- Aim:
Identify each line below that contains the word "ratios", and copy it out.

━━━━━━━━━━━━━━━━

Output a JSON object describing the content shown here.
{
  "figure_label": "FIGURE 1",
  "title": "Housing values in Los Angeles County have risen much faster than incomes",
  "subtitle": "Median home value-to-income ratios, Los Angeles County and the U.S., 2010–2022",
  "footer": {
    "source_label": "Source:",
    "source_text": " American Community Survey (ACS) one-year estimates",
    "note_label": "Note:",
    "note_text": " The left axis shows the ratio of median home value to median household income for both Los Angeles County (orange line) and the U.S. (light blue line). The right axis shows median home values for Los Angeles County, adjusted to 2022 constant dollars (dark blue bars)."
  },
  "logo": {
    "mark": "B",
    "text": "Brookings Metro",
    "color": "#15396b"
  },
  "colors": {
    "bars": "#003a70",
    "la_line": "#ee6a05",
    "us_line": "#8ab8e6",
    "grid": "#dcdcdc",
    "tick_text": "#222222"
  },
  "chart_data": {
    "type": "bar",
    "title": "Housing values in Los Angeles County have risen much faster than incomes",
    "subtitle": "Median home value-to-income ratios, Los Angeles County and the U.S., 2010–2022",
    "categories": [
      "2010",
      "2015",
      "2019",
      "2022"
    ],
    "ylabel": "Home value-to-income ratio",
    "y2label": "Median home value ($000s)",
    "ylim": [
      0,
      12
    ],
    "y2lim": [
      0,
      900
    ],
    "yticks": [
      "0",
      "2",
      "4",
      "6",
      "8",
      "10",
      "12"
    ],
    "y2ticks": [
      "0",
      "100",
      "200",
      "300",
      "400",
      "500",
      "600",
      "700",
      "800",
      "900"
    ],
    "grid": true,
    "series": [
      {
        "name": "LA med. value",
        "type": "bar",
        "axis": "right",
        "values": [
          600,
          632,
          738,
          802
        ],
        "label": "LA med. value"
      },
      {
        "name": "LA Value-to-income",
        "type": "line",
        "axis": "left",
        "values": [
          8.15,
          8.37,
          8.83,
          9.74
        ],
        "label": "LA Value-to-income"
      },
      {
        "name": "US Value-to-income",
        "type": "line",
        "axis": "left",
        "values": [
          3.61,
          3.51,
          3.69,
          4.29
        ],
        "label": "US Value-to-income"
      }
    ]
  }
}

━━━━━━━━━━━━━━━━

- Complete response:
  "subtitle": "Median home value-to-income ratios, Los Angeles County and the U.S., 2010–2022",
    "subtitle": "Median home value-to-income ratios, Los Angeles County and the U.S., 2010–2022",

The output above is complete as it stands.